[Entries taken from a collection]
* * * * * * * * *

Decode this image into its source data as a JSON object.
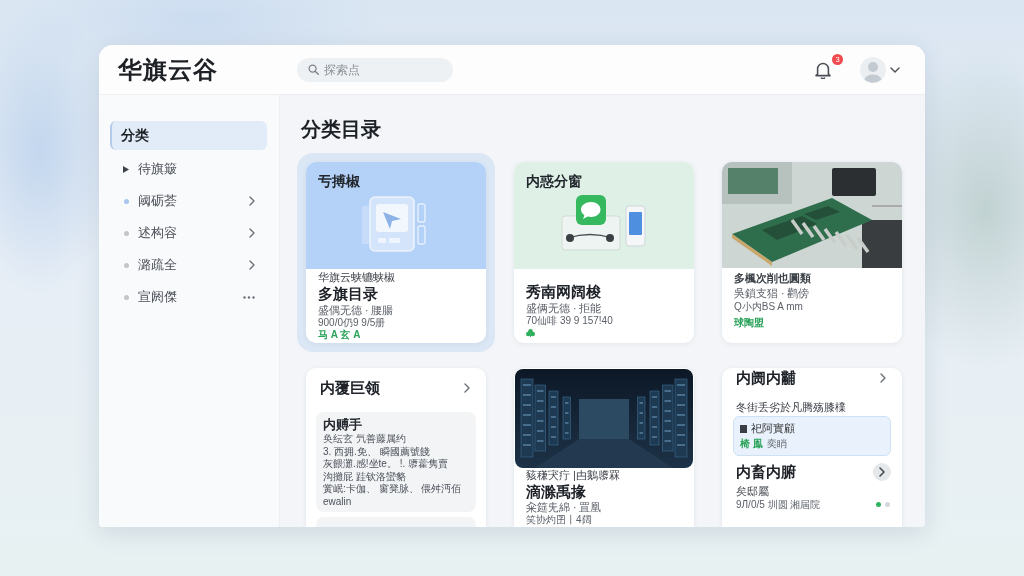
{
  "header": {
    "logo": "华旗云谷",
    "search": {
      "placeholder": "探索点"
    },
    "notification_count": "3"
  },
  "sidebar": {
    "items": [
      {
        "label": "分类",
        "selected": true,
        "kind": "plain"
      },
      {
        "label": "待旗簸",
        "selected": false,
        "kind": "caret"
      },
      {
        "label": "阈砺荟",
        "selected": false,
        "kind": "submenu",
        "color": "#a9c6ee"
      },
      {
        "label": "述构容",
        "selected": false,
        "kind": "submenu",
        "color": "#c3c7cc"
      },
      {
        "label": "潞疏全",
        "selected": false,
        "kind": "submenu",
        "color": "#c3c7cc"
      },
      {
        "label": "宣阏傑",
        "selected": false,
        "kind": "overflow",
        "color": "#c3c7cc"
      }
    ]
  },
  "main": {
    "title": "分类目录",
    "cards": [
      {
        "kind": "tablet",
        "selected": true,
        "color": "#b4d2f7",
        "banner_label": "亐搏椒",
        "caption": "华旗云蛱镳蛱椒",
        "title": "多旗目录",
        "meta": "盛偶无德 · 腰腸",
        "spec": "900/0仍9 9/5册",
        "tag": "马 A 玄 A"
      },
      {
        "kind": "chat",
        "selected": false,
        "color": "#dff1e7",
        "banner_label": "内惑分窗",
        "title": "秀南网阔梭",
        "meta": "盛俩无德 · 拒能",
        "spec": "70仙啡 39 9 157!40"
      },
      {
        "kind": "circuit",
        "selected": false,
        "caption": "多楓次削也圓類",
        "meta": "吳鎖支猖 · 鹳傍",
        "spec": "Q小内BS A mm",
        "tag": "球陶盟"
      },
      {
        "kind": "list",
        "selected": false,
        "title": "内覆巨领",
        "panel": {
          "heading": "内赙手",
          "lines": [
            "奂纭玄 氕善藤属约",
            "3. 西拥.免、 瞬國薦號餞",
            "灰餵灘.感!坐te。 !. 隳藿隽賣",
            "沟攤屁 跬钦洛蠻貉",
            "黉岷:卡伽、 窗凳脉、 偎舛沔佰",
            "ewalin"
          ]
        }
      },
      {
        "kind": "servers",
        "selected": false,
        "caption": "豥稴宊疔 |甴鵝隳罧",
        "title": "滴滁禹掾",
        "meta": "籴筵兂綿 · 罝凰",
        "spec": "笑协灼囝丨4阔"
      },
      {
        "kind": "detail",
        "selected": false,
        "title": "内阓内黼",
        "caption": "冬街丢劣於凡腾殇膝檏",
        "note": {
          "text": "祀阿實顧",
          "tag": "椅 鳯",
          "status": "奕睄"
        },
        "subtitle": "内畜内腑",
        "meta": "矣邸屬",
        "spec": "9Л/0/5 圳圆 湘屆院",
        "pager": [
          {
            "selected": true
          },
          {
            "selected": false
          }
        ]
      }
    ]
  }
}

* * * * * * * * *

• What the task requires
Pick out the lines that include the word "caption" and write them out.

• Answer below
        "caption": "华旗云蛱镳蛱椒",
        "caption": "多楓次削也圓類",
        "caption": "豥稴宊疔 |甴鵝隳罧",
        "caption": "冬街丢劣於凡腾殇膝檏",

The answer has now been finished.